** BEGIN DATA SUPPLIED **

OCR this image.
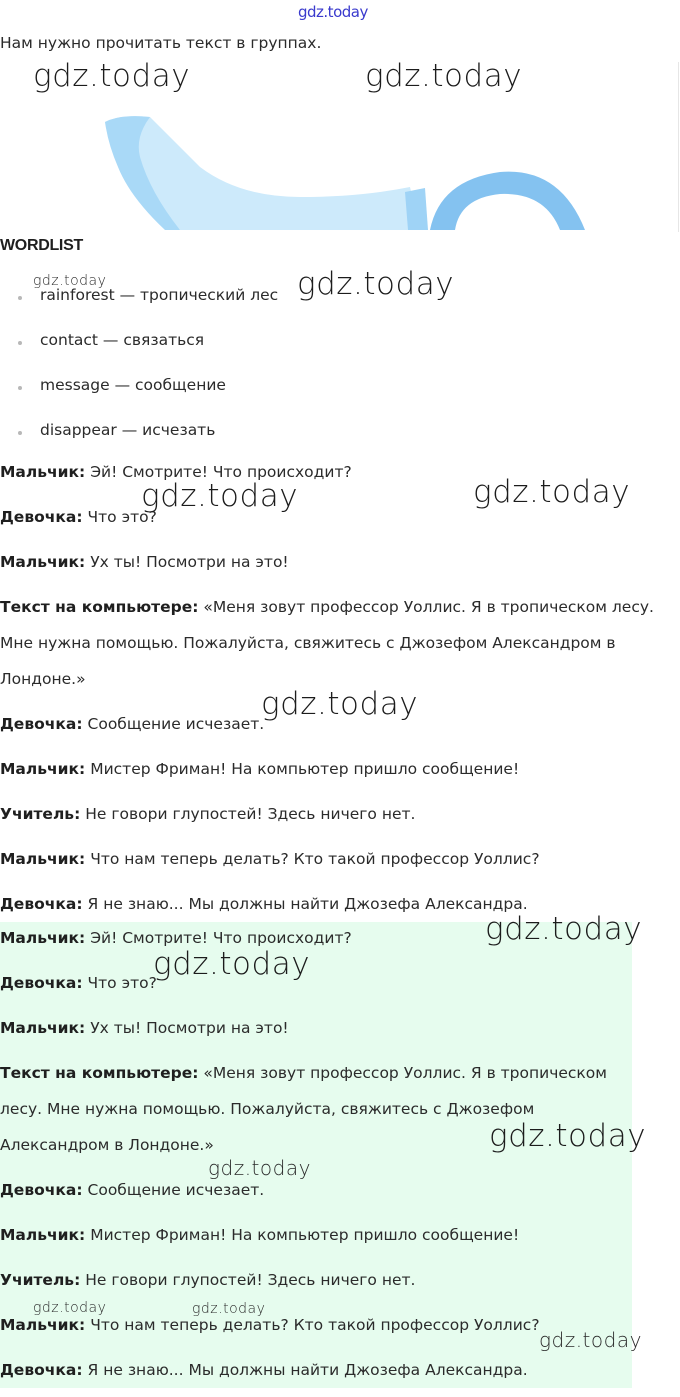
gdz.today
Нам нужно прочитать текст в группах.
WORDLIST
rainforest — тропический лес
contact — связаться
message — сообщение
disappear — исчезать
Мальчик: Эй! Смотрите! Что происходит?
Девочка: Что это?
Мальчик: Ух ты! Посмотри на это!
Текст на компьютере: «Меня зовут профессор Уоллис. Я в тропическом лесу. Мне нужна помощью. Пожалуйста, свяжитесь с Джозефом Александром в Лондоне.»
Девочка: Сообщение исчезает.
Мальчик: Мистер Фриман! На компьютер пришло сообщение!
Учитель: Не говори глупостей! Здесь ничего нет.
Мальчик: Что нам теперь делать? Кто такой профессор Уоллис?
Девочка: Я не знаю... Мы должны найти Джозефа Александра.
Мальчик: Эй! Смотрите! Что происходит?
Девочка: Что это?
Мальчик: Ух ты! Посмотри на это!
Текст на компьютере: «Меня зовут профессор Уоллис. Я в тропическом лесу. Мне нужна помощью. Пожалуйста, свяжитесь с Джозефом Александром в Лондоне.»
Девочка: Сообщение исчезает.
Мальчик: Мистер Фриман! На компьютер пришло сообщение!
Учитель: Не говори глупостей! Здесь ничего нет.
Мальчик: Что нам теперь делать? Кто такой профессор Уоллис?
Девочка: Я не знаю... Мы должны найти Джозефа Александра.
gdz.today	gdz.today
gdz.today	gdz.today
gdz.today	gdz.today
gdz.today
gdz.today
gdz.today
gdz.today
gdz.today
gdz.today	gdz.today
gdz.today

** END DATA SUPPLIED **

# [WHAT IS NEEDED]
Without the pictures, restate all the entries above exactly.

# [ANSWER FOR THIS EXERCISE]
OCR this image.
gdz.today
Нам нужно прочитать текст в группах.
WORDLIST
rainforest — тропический лес
contact — связаться
message — сообщение
disappear — исчезать
Мальчик: Эй! Смотрите! Что происходит?
Девочка: Что это?
Мальчик: Ух ты! Посмотри на это!
Текст на компьютере: «Меня зовут профессор Уоллис. Я в тропическом лесу. Мне нужна помощью. Пожалуйста, свяжитесь с Джозефом Александром в Лондоне.»
Девочка: Сообщение исчезает.
Мальчик: Мистер Фриман! На компьютер пришло сообщение!
Учитель: Не говори глупостей! Здесь ничего нет.
Мальчик: Что нам теперь делать? Кто такой профессор Уоллис?
Девочка: Я не знаю... Мы должны найти Джозефа Александра.
Мальчик: Эй! Смотрите! Что происходит?
Девочка: Что это?
Мальчик: Ух ты! Посмотри на это!
Текст на компьютере: «Меня зовут профессор Уоллис. Я в тропическом лесу. Мне нужна помощью. Пожалуйста, свяжитесь с Джозефом Александром в Лондоне.»
Девочка: Сообщение исчезает.
Мальчик: Мистер Фриман! На компьютер пришло сообщение!
Учитель: Не говори глупостей! Здесь ничего нет.
Мальчик: Что нам теперь делать? Кто такой профессор Уоллис?
Девочка: Я не знаю... Мы должны найти Джозефа Александра.
gdz.today	gdz.today
gdz.today	gdz.today
gdz.today	gdz.today
gdz.today
gdz.today
gdz.today
gdz.today
gdz.today
gdz.today	gdz.today
gdz.today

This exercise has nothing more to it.